(Stored data entries)
+++
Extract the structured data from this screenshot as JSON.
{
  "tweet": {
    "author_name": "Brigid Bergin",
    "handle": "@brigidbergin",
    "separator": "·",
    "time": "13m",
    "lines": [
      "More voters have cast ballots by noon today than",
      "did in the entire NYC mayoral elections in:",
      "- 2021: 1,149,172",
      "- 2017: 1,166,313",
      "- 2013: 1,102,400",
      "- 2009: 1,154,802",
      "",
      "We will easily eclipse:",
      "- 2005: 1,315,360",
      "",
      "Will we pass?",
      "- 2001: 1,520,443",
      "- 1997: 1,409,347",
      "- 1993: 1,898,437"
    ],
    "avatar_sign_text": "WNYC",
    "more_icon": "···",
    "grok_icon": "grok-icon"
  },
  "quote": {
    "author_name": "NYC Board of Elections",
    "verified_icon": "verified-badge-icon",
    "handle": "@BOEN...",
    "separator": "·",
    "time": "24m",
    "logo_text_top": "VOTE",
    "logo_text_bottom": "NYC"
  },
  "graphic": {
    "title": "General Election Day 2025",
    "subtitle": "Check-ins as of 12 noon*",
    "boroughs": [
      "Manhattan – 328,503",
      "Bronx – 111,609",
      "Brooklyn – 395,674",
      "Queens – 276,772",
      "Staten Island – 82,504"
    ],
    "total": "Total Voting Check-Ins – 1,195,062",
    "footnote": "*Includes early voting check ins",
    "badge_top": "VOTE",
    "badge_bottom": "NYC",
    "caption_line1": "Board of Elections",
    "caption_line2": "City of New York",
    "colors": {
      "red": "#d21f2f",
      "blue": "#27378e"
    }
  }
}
+++
THE EXERCISE
Go through the records above and retype each one exactly.

COMPLETED TASK
Extract the structured data from this screenshot as JSON.
{
  "tweet": {
    "author_name": "Brigid Bergin",
    "handle": "@brigidbergin",
    "separator": "·",
    "time": "13m",
    "lines": [
      "More voters have cast ballots by noon today than",
      "did in the entire NYC mayoral elections in:",
      "- 2021: 1,149,172",
      "- 2017: 1,166,313",
      "- 2013: 1,102,400",
      "- 2009: 1,154,802",
      "",
      "We will easily eclipse:",
      "- 2005: 1,315,360",
      "",
      "Will we pass?",
      "- 2001: 1,520,443",
      "- 1997: 1,409,347",
      "- 1993: 1,898,437"
    ],
    "avatar_sign_text": "WNYC",
    "more_icon": "···",
    "grok_icon": "grok-icon"
  },
  "quote": {
    "author_name": "NYC Board of Elections",
    "verified_icon": "verified-badge-icon",
    "handle": "@BOEN...",
    "separator": "·",
    "time": "24m",
    "logo_text_top": "VOTE",
    "logo_text_bottom": "NYC"
  },
  "graphic": {
    "title": "General Election Day 2025",
    "subtitle": "Check-ins as of 12 noon*",
    "boroughs": [
      "Manhattan – 328,503",
      "Bronx – 111,609",
      "Brooklyn – 395,674",
      "Queens – 276,772",
      "Staten Island – 82,504"
    ],
    "total": "Total Voting Check-Ins – 1,195,062",
    "footnote": "*Includes early voting check ins",
    "badge_top": "VOTE",
    "badge_bottom": "NYC",
    "caption_line1": "Board of Elections",
    "caption_line2": "City of New York",
    "colors": {
      "red": "#d21f2f",
      "blue": "#27378e"
    }
  }
}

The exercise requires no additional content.